'''

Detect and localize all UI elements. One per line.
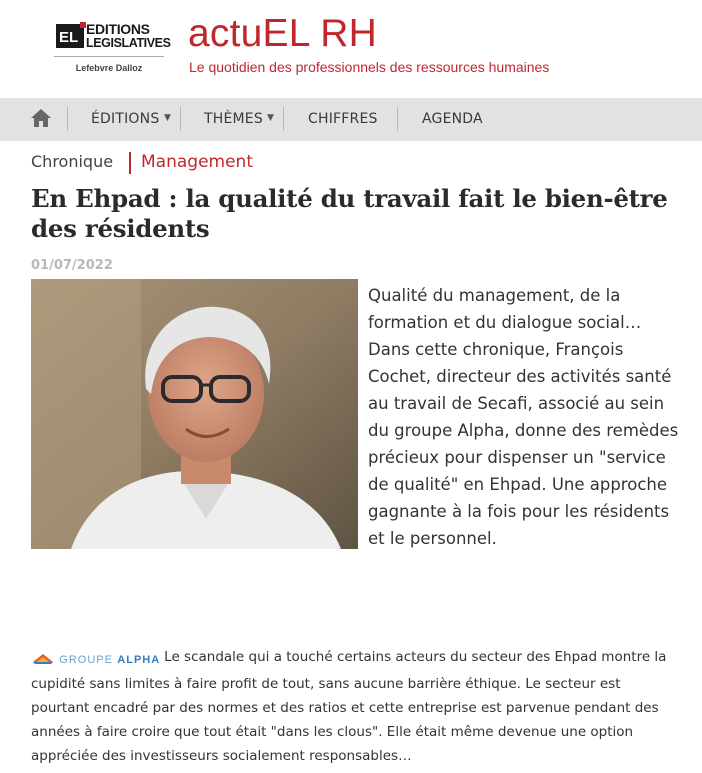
main-nav: [0, 98, 702, 141]
category-label[interactable]: Management: [141, 152, 253, 172]
section-label[interactable]: Chronique: [31, 152, 114, 171]
breadcrumb-divider: [129, 152, 131, 174]
site-title[interactable]: actuEL RH: [188, 12, 377, 55]
editions-legislatives-logo[interactable]: [54, 20, 171, 80]
nav-item-chiffres[interactable]: CHIFFRES: [308, 111, 378, 127]
logo-line2: LEGISLATIVES: [86, 36, 171, 50]
author-photo: [31, 279, 358, 549]
groupe-alpha-logo: GROUPE ALPHA: [31, 647, 160, 672]
site-header: [0, 0, 702, 98]
article-date: 01/07/2022: [31, 258, 113, 273]
nav-item-agenda[interactable]: AGENDA: [422, 111, 483, 127]
alpha-logo-icon: [31, 652, 55, 664]
site-tagline: Le quotidien des professionnels des ressources humaines: [189, 59, 550, 75]
nav-separator: [397, 107, 398, 131]
nav-separator: [180, 107, 181, 131]
nav-separator: [283, 107, 284, 131]
chevron-down-icon[interactable]: ▼: [267, 113, 274, 123]
portrait-image: [31, 279, 358, 549]
chevron-down-icon[interactable]: ▼: [164, 113, 171, 123]
logo-subline: Lefebvre Dalloz: [75, 63, 143, 73]
home-icon[interactable]: [30, 108, 52, 128]
nav-separator: [67, 107, 68, 131]
logo-line1: EDITIONS: [86, 21, 150, 37]
svg-text:EL: EL: [59, 29, 79, 46]
logo-divider: [54, 56, 164, 57]
el-logo-icon: [56, 22, 86, 50]
article-body-text: Le scandale qui a touché certains acteurs du secteur des Ehpad montre la cupidité sans limites à faire profit de tout, sans aucune barrière éthique. Le secteur est pourtant encadré par des normes et des ratios et cette entreprise est parvenue pendant des années à faire croire que tout était "dans les clous". Elle était même devenue une option appréciée des investisseurs socialement responsables…: [31, 649, 667, 764]
nav-item-editions[interactable]: ÉDITIONS: [91, 111, 160, 127]
nav-item-themes[interactable]: THÈMES: [204, 111, 263, 127]
article-lead: Qualité du management, de la formation et du dialogue social… Dans cette chronique, François Cochet, directeur des activités santé au travail de Secafi, associé au sein du groupe Alpha, donne des remèdes précieux pour dispenser un "service de qualité" en Ehpad. Une approche gagnante à la fois pour les résidents et le personnel.: [368, 286, 679, 548]
article-body: [31, 645, 681, 768]
article-title: En Ehpad : la qualité du travail fait le bien-être des résidents: [31, 184, 668, 243]
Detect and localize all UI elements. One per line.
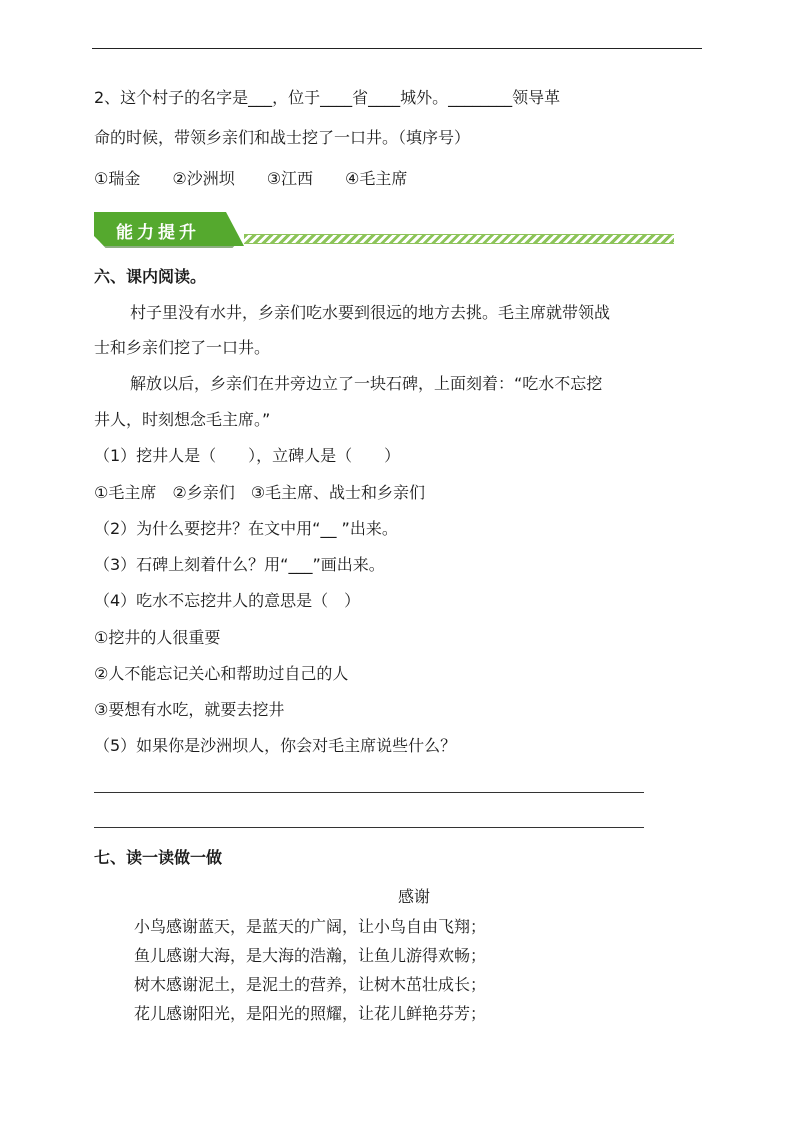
- poem-title: 感谢: [398, 887, 431, 906]
- question-6-4-option-2: ②人不能忘记关心和帮助过自己的人: [94, 664, 349, 683]
- header-rule: [92, 48, 702, 49]
- section-banner: [94, 212, 680, 248]
- question-2-line-1: 2、这个村子的名字是___，位于____省____城外。________领导革: [94, 88, 561, 107]
- question-2-line-2: 命的时候，带领乡亲们和战士挖了一口井。（填序号）: [94, 128, 471, 147]
- question-2-options: ①瑞金 ②沙洲坝 ③江西 ④毛主席: [94, 169, 408, 188]
- question-6-1-options: ①毛主席 ②乡亲们 ③毛主席、战士和乡亲们: [94, 483, 426, 502]
- answer-line[interactable]: [94, 792, 644, 793]
- question-6-4: （4）吃水不忘挖井人的意思是（ ）: [94, 591, 361, 610]
- passage-para-2-line-1: 解放以后，乡亲们在井旁边立了一块石碑，上面刻着：“吃水不忘挖: [130, 374, 603, 393]
- banner-label: 能力提升: [116, 223, 200, 243]
- question-6-4-option-3: ③要想有水吃，就要去挖井: [94, 700, 285, 719]
- question-6-3: （3）石碑上刻着什么？用“___”画出来。: [94, 555, 385, 574]
- passage-para-2-line-2: 井人，时刻想念毛主席。”: [94, 410, 271, 429]
- question-6-1: （1）挖井人是（ ），立碑人是（ ）: [94, 446, 401, 465]
- poem-line: 鱼儿感谢大海，是大海的浩瀚，让鱼儿游得欢畅；: [134, 946, 487, 965]
- question-6-4-option-1: ①挖井的人很重要: [94, 628, 221, 647]
- section-6-heading: 六、课内阅读。: [94, 267, 207, 286]
- poem-line: 花儿感谢阳光，是阳光的照耀，让花儿鲜艳芬芳；: [134, 1004, 487, 1023]
- question-6-2: （2）为什么要挖井？在文中用“__ ”出来。: [94, 519, 398, 538]
- passage-para-1-line-1: 村子里没有水井，乡亲们吃水要到很远的地方去挑。毛主席就带领战: [130, 303, 611, 322]
- question-6-5: （5）如果你是沙洲坝人，你会对毛主席说些什么？: [94, 736, 457, 755]
- passage-para-1-line-2: 士和乡亲们挖了一口井。: [94, 338, 271, 357]
- poem-line: 树木感谢泥土，是泥土的营养，让树木茁壮成长；: [134, 975, 487, 994]
- section-7-heading: 七、读一读做一做: [94, 848, 223, 867]
- answer-line[interactable]: [94, 827, 644, 828]
- banner-stripe: [244, 234, 674, 244]
- poem-line: 小鸟感谢蓝天，是蓝天的广阔，让小鸟自由飞翔；: [134, 917, 487, 936]
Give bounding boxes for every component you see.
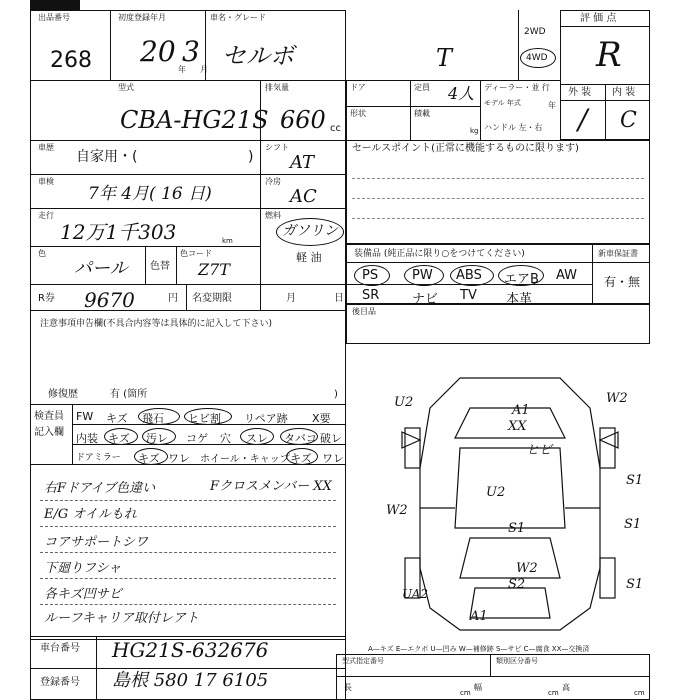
km-unit: km [222, 237, 233, 245]
usage-label: 車歴 [38, 143, 54, 152]
divider [186, 284, 187, 310]
usage-close: ) [248, 149, 254, 165]
after-sale-label: 後目品 [352, 307, 376, 316]
dealer-label: ディーラー・並 行 [484, 83, 550, 92]
width-unit: cm [548, 689, 559, 697]
sales-point-label: セールスポイント(正常に機能するものに限ります) [352, 143, 579, 154]
year-unit: 年 [178, 65, 186, 74]
sales-point-box [346, 140, 650, 244]
kg-unit: kg [470, 127, 479, 135]
rule [40, 526, 336, 527]
reg-no: 島根 580 17 6105 [112, 670, 269, 691]
inspection: 7年 4月( 16 日) [88, 184, 212, 204]
interior-scratch: キズ [108, 432, 130, 445]
diagram-mark: ヒビ [526, 443, 553, 458]
diagram-mark: A1 [512, 403, 530, 418]
new-car-warranty-label: 新車保証書 [598, 249, 638, 258]
inspector-note: 右Fドアイブ色違い [44, 481, 156, 496]
divider [30, 208, 346, 209]
mirror-scratch-circle [134, 448, 168, 465]
diagram-mark: A1 [470, 609, 488, 624]
repair-label: 修復歴 [48, 389, 78, 400]
interior-score: C [620, 108, 637, 133]
divider [30, 310, 346, 311]
rule [40, 604, 336, 605]
month-unit: 月 [200, 65, 208, 74]
interior-label: 内 装 [612, 87, 636, 98]
spec-label: 型式指定番号 [342, 657, 384, 665]
class-label: 類別区分番号 [496, 657, 538, 665]
divider [490, 654, 491, 676]
repair-close: ) [334, 389, 338, 400]
interior-scratch-circle [104, 428, 138, 445]
divider [560, 100, 650, 101]
rule [40, 552, 336, 553]
mirror-scratch: キズ [138, 452, 160, 465]
equipment-label: 装備品 (純正品に限り○をつけてください) [354, 249, 525, 259]
divider [145, 246, 146, 284]
wheel-cap: ホイール・キャップ [200, 454, 290, 465]
divider [30, 140, 346, 141]
diagram-mark: W2 [516, 561, 538, 576]
model-code: CBA-HG21S [120, 106, 269, 134]
inspector-note: Fクロスメンバー XX [210, 479, 332, 494]
inspector-interior-head: 内装 [76, 432, 98, 445]
equip-pw-circle [404, 265, 444, 286]
height-label: 高 [562, 683, 570, 692]
door-label: ドア [350, 83, 366, 92]
recycle-amount: 9670 [84, 288, 135, 312]
divider [30, 668, 346, 669]
model-year-suffix: 年 [548, 101, 556, 110]
color-code: Z7T [198, 260, 230, 279]
equip-aw: AW [556, 268, 578, 283]
yen-unit: 円 [168, 293, 178, 304]
diagram-mark: XX [508, 419, 527, 434]
interior-burn: コゲ [186, 432, 208, 445]
handle-label: ハンドル 左・右 [484, 123, 543, 132]
fuel: ガソリン [282, 223, 338, 239]
divider [205, 10, 206, 80]
crack-circle [184, 408, 232, 425]
rule [352, 218, 644, 219]
rule [352, 198, 644, 199]
equip-ps: PS [362, 268, 379, 283]
inspector-repair-mark: リペア跡 [244, 412, 288, 425]
load-label: 積載 [414, 109, 430, 118]
displacement: 660 [280, 106, 326, 134]
interior-wear-circle [240, 428, 274, 445]
wheel-scratch: キズ [290, 452, 312, 465]
fuel-circle [276, 218, 344, 246]
divider [480, 80, 481, 140]
divider [72, 404, 73, 464]
length-unit: cm [460, 689, 471, 697]
exterior-score: / [578, 103, 588, 136]
color: パール [74, 258, 128, 279]
divider [30, 174, 346, 175]
width-label: 幅 [474, 683, 482, 692]
aircon: AC [290, 186, 317, 207]
interior-tobacco-circle [280, 428, 318, 445]
mileage-label: 走行 [38, 211, 54, 220]
model-name-label: 車名・グレード [210, 13, 266, 22]
displacement-label: 排気量 [265, 83, 289, 92]
eval-score: R [596, 35, 622, 75]
inspector-label-1: 検査員 [34, 411, 64, 422]
first-reg-label: 初度登録年月 [118, 13, 166, 22]
grade: T [436, 44, 453, 72]
shift: AT [290, 152, 315, 173]
top-left-tab [30, 0, 80, 10]
equip-leather: 本革 [506, 292, 533, 307]
divider [560, 26, 650, 27]
divider [605, 84, 606, 140]
equip-pw: PW [412, 268, 433, 283]
eval-label: 評 価 点 [580, 13, 617, 24]
diagram-mark: S1 [508, 521, 526, 536]
color-change-label: 色替 [150, 261, 170, 272]
capacity: 4人 [448, 84, 475, 103]
equip-ps-circle [354, 265, 390, 286]
usage: 自家用・( [76, 149, 138, 165]
model-code-label: 型式 [118, 83, 134, 92]
color-label: 色 [38, 249, 46, 258]
diagram-mark: S1 [626, 473, 644, 488]
divider [346, 106, 480, 107]
cc-unit: cc [330, 123, 341, 134]
mirror-crack: ワレ [168, 452, 190, 465]
inspection-label: 車検 [38, 177, 54, 186]
diagram-mark: UA2 [402, 587, 429, 601]
divider [346, 262, 650, 263]
first-reg-month: 3 [182, 35, 200, 68]
first-reg-year: 20 [140, 35, 176, 68]
inspector-fw: FW [76, 410, 94, 423]
divider [410, 80, 411, 140]
divider [110, 10, 111, 80]
inspector-label-2: 記入欄 [34, 427, 64, 438]
drive-4wd: 4WD [526, 53, 548, 63]
drive-2wd: 2WD [524, 27, 546, 37]
exterior-label: 外 装 [568, 87, 592, 98]
inspector-scratch: キズ [106, 412, 128, 425]
interior-tobacco: タバコ [284, 432, 317, 445]
diagram-mark: W2 [606, 391, 628, 406]
shift-label: シフト [265, 143, 289, 152]
divider [30, 404, 346, 405]
inspector-note: コアサポートシワ [44, 535, 149, 550]
inspector-note: 下廻りフシャ [44, 561, 122, 576]
diagram-mark: S1 [624, 517, 642, 532]
divider [518, 10, 519, 80]
mileage: 12万1千303 [60, 220, 177, 244]
drive-4wd-circle [520, 48, 556, 68]
divider [336, 676, 650, 677]
equip-navi: ナビ [412, 292, 439, 307]
model-name: セルボ [222, 42, 294, 70]
month-label: 月 [286, 293, 296, 304]
day-label: 日 [334, 293, 344, 304]
equip-sr: SR [362, 288, 380, 303]
divider [176, 246, 177, 284]
diagram-mark: S1 [626, 577, 644, 592]
diagram-mark: W2 [386, 503, 408, 518]
wheel-crack: ワレ [322, 452, 344, 465]
fuel-alt: 軽 油 [296, 251, 322, 264]
interior-tear: 破レ [320, 432, 342, 445]
rule [40, 578, 336, 579]
height-unit: cm [634, 689, 645, 697]
rule [352, 178, 644, 179]
wheel-scratch-circle [286, 448, 318, 465]
repair-value: 有 (箇所 [110, 389, 148, 400]
equip-airbag: エアB [504, 272, 539, 287]
lot-no-label: 出品番号 [38, 13, 70, 22]
equip-abs: ABS [456, 268, 482, 283]
interior-wear: スレ [246, 432, 268, 445]
diagram-mark: U2 [394, 395, 414, 410]
divider [346, 80, 347, 140]
rule [40, 500, 336, 501]
chassis-label: 車台番号 [40, 643, 80, 654]
inspector-note: ルーフキャリア取付レアト [44, 611, 199, 626]
interior-dirt-circle [142, 428, 176, 445]
diagram-mark: U2 [486, 485, 506, 500]
equip-airbag-circle [498, 265, 544, 286]
warranty-value: 有・無 [604, 275, 641, 289]
equip-abs-circle [450, 265, 494, 286]
model-year-label: モデル 年式 [484, 99, 521, 107]
reg-no-label: 登録番号 [40, 677, 80, 688]
equip-tv: TV [460, 288, 477, 303]
fuel-label: 燃料 [265, 211, 281, 220]
capacity-label: 定員 [414, 83, 430, 92]
divider [592, 244, 593, 304]
inspector-x-needed: X要 [312, 412, 331, 425]
nameplate-label: 名変期限 [192, 293, 232, 304]
interior-dirt: 汚レ [146, 432, 168, 445]
inspector-note: 各キズ凹サビ [44, 587, 122, 602]
after-sale-box [346, 304, 650, 344]
interior-hole: 穴 [220, 432, 231, 445]
shape-label: 形状 [350, 109, 366, 118]
stone-chip-circle [138, 408, 180, 425]
notes-label: 注意事項申告欄(不具合内容等は具体的に記入して下さい) [40, 319, 273, 329]
diagram-mark: S2 [508, 577, 526, 592]
inspector-stone-chip: 飛石 [142, 412, 164, 425]
recycle-label: R券 [38, 293, 55, 304]
divider [30, 284, 346, 285]
chassis-no: HG21S-632676 [112, 638, 269, 662]
color-code-label: 色コード [180, 249, 212, 258]
diagram-legend: A—キズ E—エクボ U—凹み W—補修跡 S—サビ C—腐食 XX—交換済 [368, 645, 590, 653]
length-label: 長 [344, 683, 352, 692]
divider [260, 80, 261, 140]
aircon-label: 冷房 [265, 177, 281, 186]
door-mirror: ドアミラー [76, 453, 121, 463]
inspector-note: E/G オイルもれ [44, 507, 137, 522]
lot-no: 268 [50, 48, 92, 73]
inspector-crack: ヒビ割 [188, 412, 221, 425]
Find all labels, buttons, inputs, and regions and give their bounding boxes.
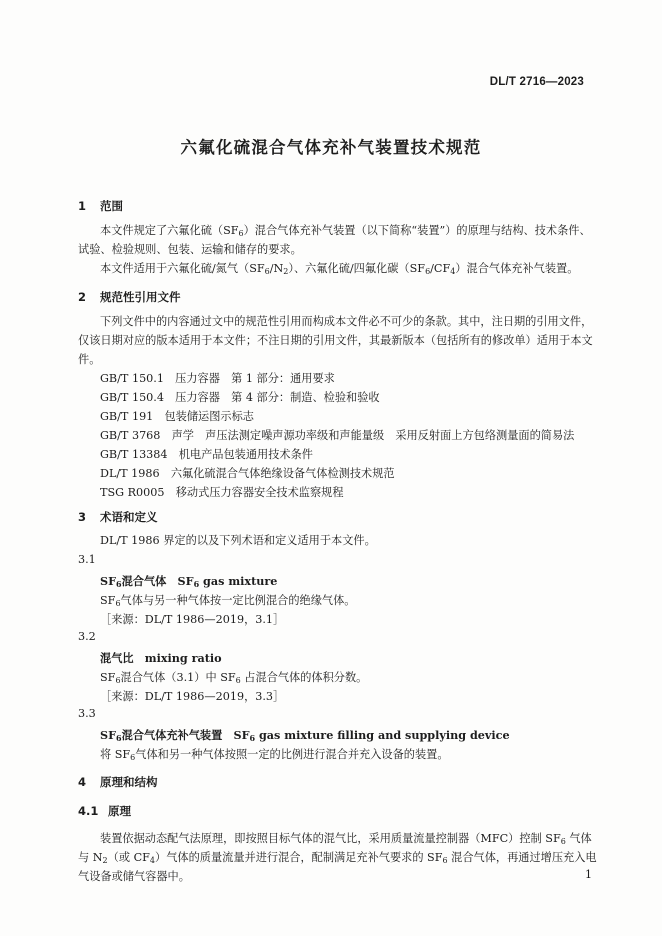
reference-item: GB/T 3768 声学 声压法测定噪声源功率级和声能量级 采用反射面上方包络测量面的简易法 xyxy=(100,429,575,442)
section-title: 术语和定义 xyxy=(100,510,158,524)
reference-item: TSG R0005 移动式压力容器安全技术监察规程 xyxy=(100,486,344,499)
term-name: $SF_6$混合气体充补气装置 $SF_6$ gas mixture filling and supplying device xyxy=(100,728,510,743)
section-number: 1 xyxy=(78,199,87,213)
term-definition: 将 $SF_6$气体和另一种气体按照一定的比例进行混合并充入设备的装置。 xyxy=(100,748,449,762)
scope-paragraph-1: 本文件规定了六氟化硫$(SF_6)$混合气体充补气装置（以下简称“装置”）的原理与结构、技术条件、试验、检验规则、包装、运输和储存的要求。 xyxy=(78,224,591,256)
principle-paragraph: 装置依据动态配气法原理，即按照目标气体的混气比，采用质量流量控制器（MFC）控制 $SF_6$ 气体与 $N_2$（或 $CF_4$）气体的质量流量并进行混合，配制满足充补气要求的 $SF_6$ 混合气体，再通过增压充入电气设备或储气容器中。 xyxy=(78,832,597,883)
document-code: DL/T 2716—2023 xyxy=(489,76,584,88)
section-title: 规范性引用文件 xyxy=(100,290,181,304)
term-source: ［来源：DL/T 1986—2019，3.1］ xyxy=(100,613,285,626)
section-number: 2 xyxy=(78,290,87,304)
term-name: $SF_6$混合气体 $SF_6$ gas mixture xyxy=(100,574,278,589)
reference-item: GB/T 150.4 压力容器 第 4 部分：制造、检验和验收 xyxy=(100,391,380,404)
reference-item: GB/T 191 包装储运图示标志 xyxy=(100,410,254,423)
page-number: 1 xyxy=(585,868,592,881)
term-number: 3.1 xyxy=(78,553,96,566)
section-title: 原理和结构 xyxy=(100,775,158,789)
reference-item: DL/T 1986 六氟化硫混合气体绝缘设备气体检测技术规范 xyxy=(100,467,395,480)
term-source: ［来源：DL/T 1986—2019，3.3］ xyxy=(100,690,285,703)
section-number: 4 xyxy=(78,775,87,789)
reference-item: GB/T 13384 机电产品包装通用技术条件 xyxy=(100,448,313,461)
term-definition: $SF_6$气体与另一种气体按一定比例混合的绝缘气体。 xyxy=(100,594,356,608)
section-title: 原理 xyxy=(108,804,131,818)
section-1-heading xyxy=(78,198,123,214)
section-2-heading xyxy=(78,289,181,305)
term-name: 混气比 mixing ratio xyxy=(100,651,222,665)
section-4-1-heading xyxy=(78,803,131,819)
normative-intro: 下列文件中的内容通过文中的规范性引用而构成本文件必不可少的条款。其中，注日期的引用文件，仅该日期对应的版本适用于本文件；不注日期的引用文件，其最新版本（包括所有的修改单）适用于本文件。 xyxy=(78,315,593,366)
section-number: 4.1 xyxy=(78,804,99,818)
terms-intro: DL/T 1986 界定的以及下列术语和定义适用于本文件。 xyxy=(100,534,376,547)
term-definition: $SF_6$混合气体（3.1）中 $SF_6$ 占混合气体的体积分数。 xyxy=(100,671,368,685)
section-number: 3 xyxy=(78,510,87,524)
section-3-heading xyxy=(78,509,158,525)
section-title: 范围 xyxy=(100,199,123,213)
section-4-heading xyxy=(78,774,158,790)
reference-item: GB/T 150.1 压力容器 第 1 部分：通用要求 xyxy=(100,372,335,385)
term-number: 3.3 xyxy=(78,707,96,720)
term-number: 3.2 xyxy=(78,630,96,643)
scope-paragraph-2: 本文件适用于六氟化硫/氮气$(SF_6/N_2)$、六氟化硫/四氟化碳$(SF_6/CF_4)$混合气体充补气装置。 xyxy=(100,262,579,276)
page-title: 六氟化硫混合气体充补气装置技术规范 xyxy=(180,138,482,157)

'''

BRIEF: Take the lines of the data from the one containing "main-nav: [0, 98, 702, 141]" through the one containing "nav-item-agenda[interactable]: AGENDA: [422, 111, 483, 127]", both included, and format them as a numbered list with no blank lines.

THE COMPLETED TASK:
1. main-nav: [0, 98, 702, 141]
2. category-label[interactable]: Management: [141, 152, 253, 172]
3. section-label[interactable]: Chronique: [31, 152, 114, 171]
4. breadcrumb-divider: [129, 152, 131, 174]
5. site-title[interactable]: actuEL RH: [188, 12, 377, 55]
6. editions-legislatives-logo[interactable]: [54, 20, 171, 80]
7. nav-item-chiffres[interactable]: CHIFFRES: [308, 111, 378, 127]
8. logo-line2: LEGISLATIVES: [86, 36, 171, 50]
9. author-photo: [31, 279, 358, 549]
10. groupe-alpha-logo: GROUPE ALPHA: [31, 647, 160, 672]
11. site-header: [0, 0, 702, 98]
12. article-date: 01/07/2022: [31, 258, 113, 273]
13. nav-item-agenda[interactable]: AGENDA: [422, 111, 483, 127]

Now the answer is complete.